Listed entries:
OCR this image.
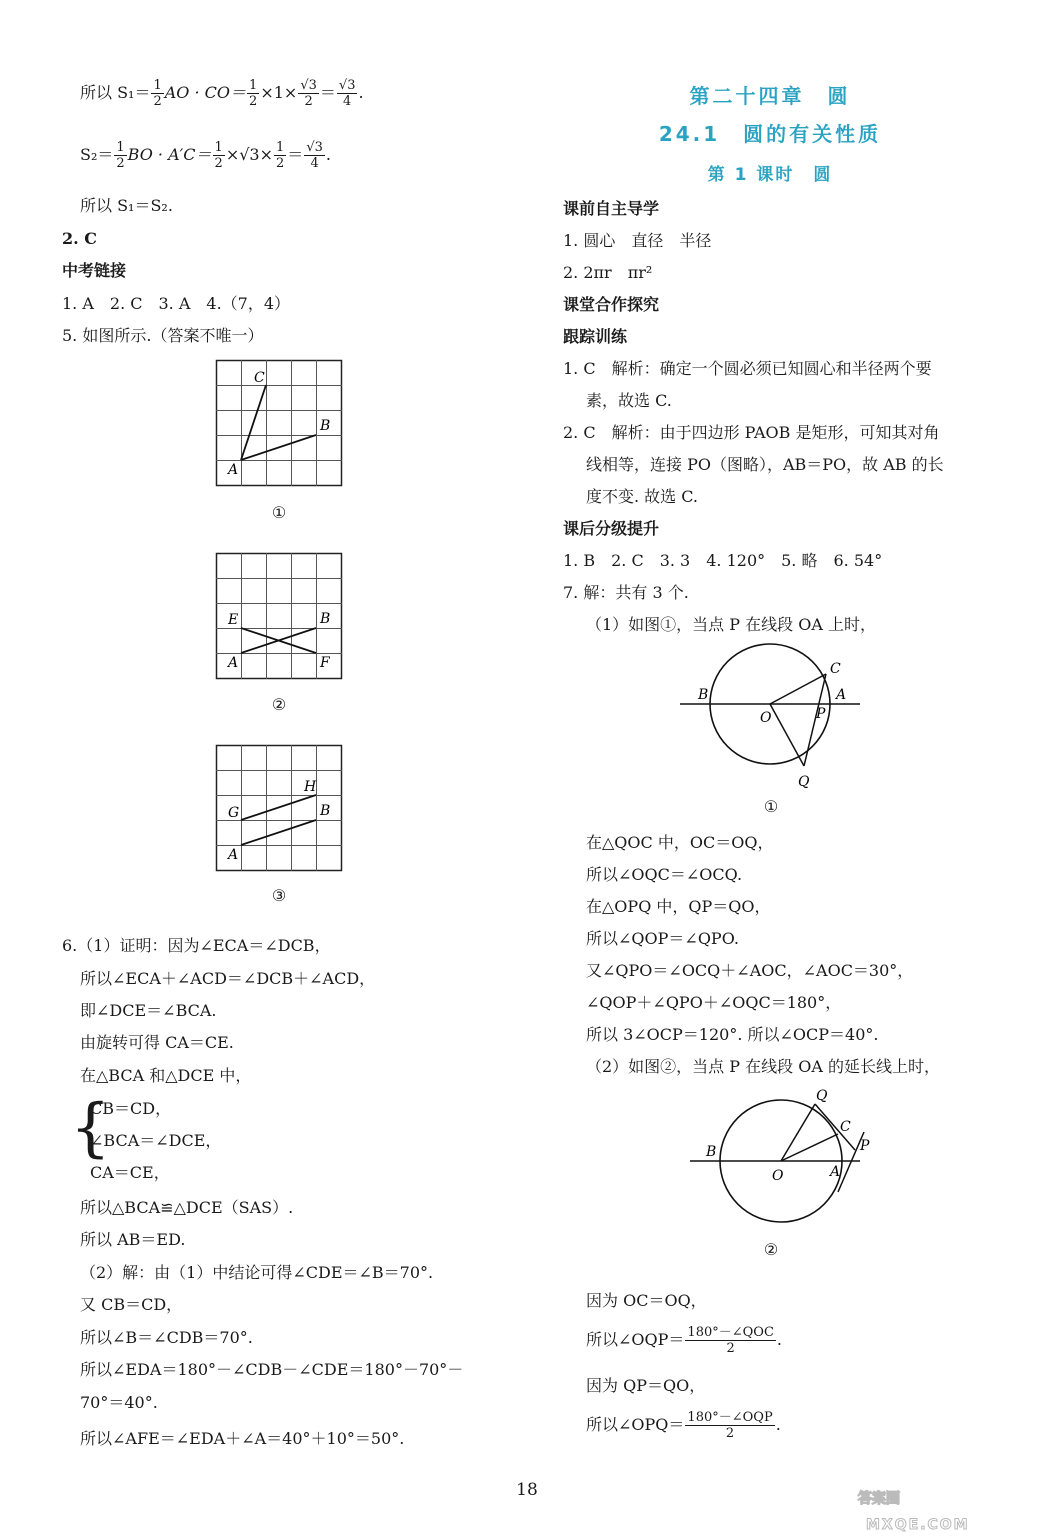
所以 $S_1= \frac{1}{2}$ AO · $CO= \frac{1}{2} \times 1\times \frac{√3}{2} = \frac{√3}{4}$ .
$S_2= \frac{1}{2}$ BO · $A'C= \frac{1}{2} \times√3\times \frac{1}{2} = \frac{√3}{4}$ .
所以 S₁＝S₂.
2. C
中考链接
1. A　2. C　3. A　4.（7，4）
5. 如图所示.（答案不唯一）
C
B
A
①
E	B
A	F
②
H
G	B
A
③
6.（1）证明：因为∠ECA＝∠DCB，
所以∠ECA＋∠ACD＝∠DCB＋∠ACD，
即∠DCE＝∠BCA.
由旋转可得 CA＝CE.
在△BCA 和△DCE 中，
{
CB＝CD，
∠BCA＝∠DCE，
CA＝CE，
所以△BCA≌△DCE（SAS）.
所以 AB＝ED.
（2）解：由（1）中结论可得∠CDE＝∠B＝70°.
又 CB＝CD，
所以∠B＝∠CDB＝70°.
所以∠EDA＝180°－∠CDB－∠CDE＝180°－70°－
70°＝40°.
所以∠AFE＝∠EDA＋∠A＝40°＋10°＝50°.
第二十四章　圆
24.1　圆的有关性质
第 1 课时　圆
课前自主导学
1. 圆心　直径　半径
2. 2πr　πr²
课堂合作探究
跟踪训练
1. C　解析：确定一个圆必须已知圆心和半径两个要
素，故选 C.
2. C　解析：由于四边形 PAOB 是矩形，可知其对角
线相等，连接 PO（图略），AB＝PO，故 AB 的长
度不变. 故选 C.
课后分级提升
1. B　2. C　3. 3　4. 120°　5. 略　6. 54°
7. 解：共有 3 个.
（1）如图①，当点 P 在线段 OA 上时，
B
O
C
A
P
Q
①
在△QOC 中，OC＝OQ，
所以∠OQC＝∠OCQ.
在△OPQ 中，QP＝QO，
所以∠QOP＝∠QPO.
又∠QPO＝∠OCQ＋∠AOC，∠AOC＝30°，
∠QOP＋∠QPO＋∠OQC＝180°，
所以 3∠OCP＝120°. 所以∠OCP＝40°.
（2）如图②，当点 P 在线段 OA 的延长线上时，
Q
C
P
B
O	A
②
因为 OC＝OQ，
所以∠OQP＝ $\frac{\text{180°－∠QOC}}{2}$ .
因为 QP＝QO，
所以∠OPQ＝ $\frac{\text{180°－∠OQP}}{2}$ .
18	答案圈
MXQE.COM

Task directions:
Check all the records above and select each line where the string "text" is found.

Written answer:
所以∠OQP＝ $\frac{\text{180°－∠QOC}}{2}$ .
所以∠OPQ＝ $\frac{\text{180°－∠OQP}}{2}$ .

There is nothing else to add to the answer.